Write the data out again, exactly as given.

Provided data:
****************

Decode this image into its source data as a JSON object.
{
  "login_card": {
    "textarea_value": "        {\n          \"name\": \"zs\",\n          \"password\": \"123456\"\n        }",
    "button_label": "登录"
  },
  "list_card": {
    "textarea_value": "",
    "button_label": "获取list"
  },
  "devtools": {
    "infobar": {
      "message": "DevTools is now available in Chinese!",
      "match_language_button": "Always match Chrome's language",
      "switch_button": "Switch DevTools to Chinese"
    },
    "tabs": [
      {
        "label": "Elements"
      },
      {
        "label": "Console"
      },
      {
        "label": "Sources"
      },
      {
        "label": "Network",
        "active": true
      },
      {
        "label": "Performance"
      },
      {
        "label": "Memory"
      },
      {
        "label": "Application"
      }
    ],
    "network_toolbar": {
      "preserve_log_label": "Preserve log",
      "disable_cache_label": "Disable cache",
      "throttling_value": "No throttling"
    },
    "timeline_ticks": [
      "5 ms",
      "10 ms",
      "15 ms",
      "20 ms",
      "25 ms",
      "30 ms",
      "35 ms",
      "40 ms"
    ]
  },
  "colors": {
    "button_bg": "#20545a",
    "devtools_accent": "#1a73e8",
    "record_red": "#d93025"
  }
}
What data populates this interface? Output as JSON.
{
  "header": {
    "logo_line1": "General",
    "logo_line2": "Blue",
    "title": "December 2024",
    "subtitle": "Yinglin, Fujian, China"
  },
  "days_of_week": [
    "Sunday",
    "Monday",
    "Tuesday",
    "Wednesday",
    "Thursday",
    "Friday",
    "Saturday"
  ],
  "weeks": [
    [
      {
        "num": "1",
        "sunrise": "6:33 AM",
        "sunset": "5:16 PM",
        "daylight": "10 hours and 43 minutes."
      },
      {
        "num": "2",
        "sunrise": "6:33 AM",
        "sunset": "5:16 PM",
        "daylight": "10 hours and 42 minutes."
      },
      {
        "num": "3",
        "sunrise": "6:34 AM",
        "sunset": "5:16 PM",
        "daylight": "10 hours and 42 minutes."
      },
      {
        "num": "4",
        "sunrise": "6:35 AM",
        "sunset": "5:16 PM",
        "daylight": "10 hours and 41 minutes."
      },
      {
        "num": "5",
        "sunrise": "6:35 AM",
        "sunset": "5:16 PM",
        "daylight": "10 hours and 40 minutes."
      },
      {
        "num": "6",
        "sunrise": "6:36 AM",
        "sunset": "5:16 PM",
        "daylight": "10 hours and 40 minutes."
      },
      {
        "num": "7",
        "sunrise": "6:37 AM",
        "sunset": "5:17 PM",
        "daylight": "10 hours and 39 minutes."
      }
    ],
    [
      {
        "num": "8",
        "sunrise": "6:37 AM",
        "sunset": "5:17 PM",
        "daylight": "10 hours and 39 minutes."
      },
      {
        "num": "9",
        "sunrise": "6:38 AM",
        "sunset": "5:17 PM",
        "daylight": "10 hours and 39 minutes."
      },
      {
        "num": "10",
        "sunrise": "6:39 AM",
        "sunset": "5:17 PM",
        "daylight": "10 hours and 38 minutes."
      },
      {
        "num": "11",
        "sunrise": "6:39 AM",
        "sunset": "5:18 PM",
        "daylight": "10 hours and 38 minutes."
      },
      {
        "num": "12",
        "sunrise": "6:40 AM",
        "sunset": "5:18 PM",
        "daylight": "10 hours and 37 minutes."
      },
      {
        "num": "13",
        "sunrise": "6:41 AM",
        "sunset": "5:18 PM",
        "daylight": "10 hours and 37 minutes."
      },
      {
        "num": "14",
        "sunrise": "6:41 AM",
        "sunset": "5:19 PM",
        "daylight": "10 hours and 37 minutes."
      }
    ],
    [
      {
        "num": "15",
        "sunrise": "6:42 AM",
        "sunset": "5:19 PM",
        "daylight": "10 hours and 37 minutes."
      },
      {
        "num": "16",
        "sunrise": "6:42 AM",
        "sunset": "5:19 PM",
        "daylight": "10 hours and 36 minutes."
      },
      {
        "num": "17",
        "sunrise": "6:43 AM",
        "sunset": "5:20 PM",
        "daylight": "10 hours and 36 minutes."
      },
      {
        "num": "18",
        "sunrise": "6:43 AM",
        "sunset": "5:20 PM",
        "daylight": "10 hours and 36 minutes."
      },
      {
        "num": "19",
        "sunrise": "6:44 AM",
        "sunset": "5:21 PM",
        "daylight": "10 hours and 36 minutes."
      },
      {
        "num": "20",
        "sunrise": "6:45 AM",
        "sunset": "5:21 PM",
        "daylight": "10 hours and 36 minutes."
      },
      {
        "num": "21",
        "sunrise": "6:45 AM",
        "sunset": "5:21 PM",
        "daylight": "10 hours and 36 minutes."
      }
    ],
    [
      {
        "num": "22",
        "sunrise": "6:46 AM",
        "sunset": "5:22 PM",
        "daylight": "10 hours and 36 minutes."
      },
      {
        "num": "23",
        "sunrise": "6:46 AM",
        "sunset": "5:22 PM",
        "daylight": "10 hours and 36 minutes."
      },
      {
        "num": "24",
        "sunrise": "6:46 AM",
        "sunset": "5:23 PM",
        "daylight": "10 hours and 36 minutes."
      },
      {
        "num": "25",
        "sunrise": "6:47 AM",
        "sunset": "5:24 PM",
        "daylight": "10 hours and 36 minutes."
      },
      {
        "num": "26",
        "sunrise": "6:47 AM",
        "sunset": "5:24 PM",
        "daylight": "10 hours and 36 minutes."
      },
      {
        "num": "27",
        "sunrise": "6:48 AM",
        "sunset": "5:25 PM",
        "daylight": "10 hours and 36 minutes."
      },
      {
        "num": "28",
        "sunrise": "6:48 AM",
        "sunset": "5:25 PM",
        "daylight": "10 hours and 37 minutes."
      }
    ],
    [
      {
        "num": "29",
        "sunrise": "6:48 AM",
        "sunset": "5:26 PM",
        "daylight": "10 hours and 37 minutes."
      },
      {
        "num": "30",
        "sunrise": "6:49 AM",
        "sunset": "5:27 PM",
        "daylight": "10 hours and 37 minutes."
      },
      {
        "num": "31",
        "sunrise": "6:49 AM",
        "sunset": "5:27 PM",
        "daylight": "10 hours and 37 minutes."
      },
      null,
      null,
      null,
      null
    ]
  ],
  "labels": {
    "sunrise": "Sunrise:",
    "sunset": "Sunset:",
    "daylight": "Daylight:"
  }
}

****************

Task response:
Decode this image into its source data as a JSON object.
{
  "login_card": {
    "textarea_value": "        {\n          \"name\": \"zs\",\n          \"password\": \"123456\"\n        }",
    "button_label": "登录"
  },
  "list_card": {
    "textarea_value": "",
    "button_label": "获取list"
  },
  "devtools": {
    "infobar": {
      "message": "DevTools is now available in Chinese!",
      "match_language_button": "Always match Chrome's language",
      "switch_button": "Switch DevTools to Chinese"
    },
    "tabs": [
      {
        "label": "Elements"
      },
      {
        "label": "Console"
      },
      {
        "label": "Sources"
      },
      {
        "label": "Network",
        "active": true
      },
      {
        "label": "Performance"
      },
      {
        "label": "Memory"
      },
      {
        "label": "Application"
      }
    ],
    "network_toolbar": {
      "preserve_log_label": "Preserve log",
      "disable_cache_label": "Disable cache",
      "throttling_value": "No throttling"
    },
    "timeline_ticks": [
      "5 ms",
      "10 ms",
      "15 ms",
      "20 ms",
      "25 ms",
      "30 ms",
      "35 ms",
      "40 ms"
    ]
  },
  "colors": {
    "button_bg": "#20545a",
    "devtools_accent": "#1a73e8",
    "record_red": "#d93025"
  }
}
What data populates this interface? Output as JSON.
{
  "header": {
    "logo_line1": "General",
    "logo_line2": "Blue",
    "title": "December 2024",
    "subtitle": "Yinglin, Fujian, China"
  },
  "days_of_week": [
    "Sunday",
    "Monday",
    "Tuesday",
    "Wednesday",
    "Thursday",
    "Friday",
    "Saturday"
  ],
  "weeks": [
    [
      {
        "num": "1",
        "sunrise": "6:33 AM",
        "sunset": "5:16 PM",
        "daylight": "10 hours and 43 minutes."
      },
      {
        "num": "2",
        "sunrise": "6:33 AM",
        "sunset": "5:16 PM",
        "daylight": "10 hours and 42 minutes."
      },
      {
        "num": "3",
        "sunrise": "6:34 AM",
        "sunset": "5:16 PM",
        "daylight": "10 hours and 42 minutes."
      },
      {
        "num": "4",
        "sunrise": "6:35 AM",
        "sunset": "5:16 PM",
        "daylight": "10 hours and 41 minutes."
      },
      {
        "num": "5",
        "sunrise": "6:35 AM",
        "sunset": "5:16 PM",
        "daylight": "10 hours and 40 minutes."
      },
      {
        "num": "6",
        "sunrise": "6:36 AM",
        "sunset": "5:16 PM",
        "daylight": "10 hours and 40 minutes."
      },
      {
        "num": "7",
        "sunrise": "6:37 AM",
        "sunset": "5:17 PM",
        "daylight": "10 hours and 39 minutes."
      }
    ],
    [
      {
        "num": "8",
        "sunrise": "6:37 AM",
        "sunset": "5:17 PM",
        "daylight": "10 hours and 39 minutes."
      },
      {
        "num": "9",
        "sunrise": "6:38 AM",
        "sunset": "5:17 PM",
        "daylight": "10 hours and 39 minutes."
      },
      {
        "num": "10",
        "sunrise": "6:39 AM",
        "sunset": "5:17 PM",
        "daylight": "10 hours and 38 minutes."
      },
      {
        "num": "11",
        "sunrise": "6:39 AM",
        "sunset": "5:18 PM",
        "daylight": "10 hours and 38 minutes."
      },
      {
        "num": "12",
        "sunrise": "6:40 AM",
        "sunset": "5:18 PM",
        "daylight": "10 hours and 37 minutes."
      },
      {
        "num": "13",
        "sunrise": "6:41 AM",
        "sunset": "5:18 PM",
        "daylight": "10 hours and 37 minutes."
      },
      {
        "num": "14",
        "sunrise": "6:41 AM",
        "sunset": "5:19 PM",
        "daylight": "10 hours and 37 minutes."
      }
    ],
    [
      {
        "num": "15",
        "sunrise": "6:42 AM",
        "sunset": "5:19 PM",
        "daylight": "10 hours and 37 minutes."
      },
      {
        "num": "16",
        "sunrise": "6:42 AM",
        "sunset": "5:19 PM",
        "daylight": "10 hours and 36 minutes."
      },
      {
        "num": "17",
        "sunrise": "6:43 AM",
        "sunset": "5:20 PM",
        "daylight": "10 hours and 36 minutes."
      },
      {
        "num": "18",
        "sunrise": "6:43 AM",
        "sunset": "5:20 PM",
        "daylight": "10 hours and 36 minutes."
      },
      {
        "num": "19",
        "sunrise": "6:44 AM",
        "sunset": "5:21 PM",
        "daylight": "10 hours and 36 minutes."
      },
      {
        "num": "20",
        "sunrise": "6:45 AM",
        "sunset": "5:21 PM",
        "daylight": "10 hours and 36 minutes."
      },
      {
        "num": "21",
        "sunrise": "6:45 AM",
        "sunset": "5:21 PM",
        "daylight": "10 hours and 36 minutes."
      }
    ],
    [
      {
        "num": "22",
        "sunrise": "6:46 AM",
        "sunset": "5:22 PM",
        "daylight": "10 hours and 36 minutes."
      },
      {
        "num": "23",
        "sunrise": "6:46 AM",
        "sunset": "5:22 PM",
        "daylight": "10 hours and 36 minutes."
      },
      {
        "num": "24",
        "sunrise": "6:46 AM",
        "sunset": "5:23 PM",
        "daylight": "10 hours and 36 minutes."
      },
      {
        "num": "25",
        "sunrise": "6:47 AM",
        "sunset": "5:24 PM",
        "daylight": "10 hours and 36 minutes."
      },
      {
        "num": "26",
        "sunrise": "6:47 AM",
        "sunset": "5:24 PM",
        "daylight": "10 hours and 36 minutes."
      },
      {
        "num": "27",
        "sunrise": "6:48 AM",
        "sunset": "5:25 PM",
        "daylight": "10 hours and 36 minutes."
      },
      {
        "num": "28",
        "sunrise": "6:48 AM",
        "sunset": "5:25 PM",
        "daylight": "10 hours and 37 minutes."
      }
    ],
    [
      {
        "num": "29",
        "sunrise": "6:48 AM",
        "sunset": "5:26 PM",
        "daylight": "10 hours and 37 minutes."
      },
      {
        "num": "30",
        "sunrise": "6:49 AM",
        "sunset": "5:27 PM",
        "daylight": "10 hours and 37 minutes."
      },
      {
        "num": "31",
        "sunrise": "6:49 AM",
        "sunset": "5:27 PM",
        "daylight": "10 hours and 37 minutes."
      },
      null,
      null,
      null,
      null
    ]
  ],
  "labels": {
    "sunrise": "Sunrise:",
    "sunset": "Sunset:",
    "daylight": "Daylight:"
  }
}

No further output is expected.